** start of INPUT **

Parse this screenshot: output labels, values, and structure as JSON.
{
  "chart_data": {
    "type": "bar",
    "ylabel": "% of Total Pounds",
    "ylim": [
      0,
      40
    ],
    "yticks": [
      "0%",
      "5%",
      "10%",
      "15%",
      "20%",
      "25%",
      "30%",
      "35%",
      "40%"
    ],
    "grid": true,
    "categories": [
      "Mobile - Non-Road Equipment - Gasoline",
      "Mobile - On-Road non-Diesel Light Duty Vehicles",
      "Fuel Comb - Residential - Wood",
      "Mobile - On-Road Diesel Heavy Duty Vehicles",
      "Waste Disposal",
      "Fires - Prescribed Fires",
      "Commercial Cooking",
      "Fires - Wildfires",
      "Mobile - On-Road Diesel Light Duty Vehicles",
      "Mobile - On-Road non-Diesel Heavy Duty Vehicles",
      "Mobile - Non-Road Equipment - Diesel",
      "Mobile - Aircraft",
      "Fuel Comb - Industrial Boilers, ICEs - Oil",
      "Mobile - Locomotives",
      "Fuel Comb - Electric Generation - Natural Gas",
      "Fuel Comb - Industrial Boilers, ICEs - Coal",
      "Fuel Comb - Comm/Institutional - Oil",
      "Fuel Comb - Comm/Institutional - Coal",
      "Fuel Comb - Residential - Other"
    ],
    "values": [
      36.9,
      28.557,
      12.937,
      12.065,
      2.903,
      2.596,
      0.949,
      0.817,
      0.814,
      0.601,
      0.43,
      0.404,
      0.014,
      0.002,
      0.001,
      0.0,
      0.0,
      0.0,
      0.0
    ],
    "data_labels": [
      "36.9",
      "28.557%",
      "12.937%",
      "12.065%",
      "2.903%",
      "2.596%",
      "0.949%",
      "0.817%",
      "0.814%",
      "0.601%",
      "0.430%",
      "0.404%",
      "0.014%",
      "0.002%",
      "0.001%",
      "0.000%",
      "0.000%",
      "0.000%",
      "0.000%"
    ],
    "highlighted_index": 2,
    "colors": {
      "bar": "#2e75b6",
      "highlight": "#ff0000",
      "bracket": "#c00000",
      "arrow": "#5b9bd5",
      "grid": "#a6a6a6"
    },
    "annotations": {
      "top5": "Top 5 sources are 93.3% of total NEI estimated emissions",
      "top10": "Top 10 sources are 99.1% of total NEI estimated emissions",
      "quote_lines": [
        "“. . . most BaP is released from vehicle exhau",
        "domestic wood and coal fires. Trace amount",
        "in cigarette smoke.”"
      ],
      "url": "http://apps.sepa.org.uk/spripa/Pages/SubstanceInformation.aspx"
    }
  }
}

** end of INPUT **

### BRIEF
Identify the lines that contain the string "Fuel", and copy every one of them.

### REPLY TO THE EXERCISE
      "Fuel Comb - Residential - Wood",
      "Fuel Comb - Industrial Boilers, ICEs - Oil",
      "Fuel Comb - Electric Generation - Natural Gas",
      "Fuel Comb - Industrial Boilers, ICEs - Coal",
      "Fuel Comb - Comm/Institutional - Oil",
      "Fuel Comb - Comm/Institutional - Coal",
      "Fuel Comb - Residential - Other"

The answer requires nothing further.